_WRITTEN INSTRUCTION_
Copy out each line featuring the string "text" from the entries beneath.

_RECORDS SUPPLIED_
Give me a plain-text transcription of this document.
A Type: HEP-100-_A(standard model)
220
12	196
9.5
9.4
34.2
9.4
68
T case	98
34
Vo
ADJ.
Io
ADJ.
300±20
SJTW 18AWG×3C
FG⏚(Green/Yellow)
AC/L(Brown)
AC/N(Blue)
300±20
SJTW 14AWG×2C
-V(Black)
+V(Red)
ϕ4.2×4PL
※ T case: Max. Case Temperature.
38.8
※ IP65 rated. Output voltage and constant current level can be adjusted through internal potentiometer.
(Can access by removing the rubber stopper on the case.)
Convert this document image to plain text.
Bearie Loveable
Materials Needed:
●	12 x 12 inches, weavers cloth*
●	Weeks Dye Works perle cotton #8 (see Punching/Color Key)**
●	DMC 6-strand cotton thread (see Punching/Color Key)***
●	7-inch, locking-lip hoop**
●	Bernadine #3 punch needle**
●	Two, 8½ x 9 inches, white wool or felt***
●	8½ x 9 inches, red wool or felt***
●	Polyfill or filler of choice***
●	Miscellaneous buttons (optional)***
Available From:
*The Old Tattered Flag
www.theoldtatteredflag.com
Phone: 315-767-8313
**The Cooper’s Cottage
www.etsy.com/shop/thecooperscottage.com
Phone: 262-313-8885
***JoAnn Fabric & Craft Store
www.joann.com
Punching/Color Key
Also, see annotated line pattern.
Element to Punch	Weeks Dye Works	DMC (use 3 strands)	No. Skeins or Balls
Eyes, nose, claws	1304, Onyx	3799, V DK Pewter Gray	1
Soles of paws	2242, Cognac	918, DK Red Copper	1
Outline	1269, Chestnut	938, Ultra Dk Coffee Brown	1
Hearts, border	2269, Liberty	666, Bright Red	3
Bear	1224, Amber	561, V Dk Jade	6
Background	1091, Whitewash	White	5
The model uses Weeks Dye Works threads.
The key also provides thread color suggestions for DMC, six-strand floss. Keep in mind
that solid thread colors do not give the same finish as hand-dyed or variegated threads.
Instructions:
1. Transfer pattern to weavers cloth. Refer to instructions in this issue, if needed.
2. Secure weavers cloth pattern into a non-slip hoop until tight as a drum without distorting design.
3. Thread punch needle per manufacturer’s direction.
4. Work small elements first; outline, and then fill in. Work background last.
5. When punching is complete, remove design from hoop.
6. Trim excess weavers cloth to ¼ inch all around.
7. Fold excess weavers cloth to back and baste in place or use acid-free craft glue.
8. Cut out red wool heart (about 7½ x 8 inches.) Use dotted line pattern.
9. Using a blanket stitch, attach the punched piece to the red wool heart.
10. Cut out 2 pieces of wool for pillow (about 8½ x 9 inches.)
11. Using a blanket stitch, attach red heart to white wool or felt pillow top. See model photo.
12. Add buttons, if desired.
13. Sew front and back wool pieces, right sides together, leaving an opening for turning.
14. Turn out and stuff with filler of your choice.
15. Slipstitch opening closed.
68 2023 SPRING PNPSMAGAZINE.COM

_SOLUTION_
Give me a plain-text transcription of this document.
Convert this document image to plain text.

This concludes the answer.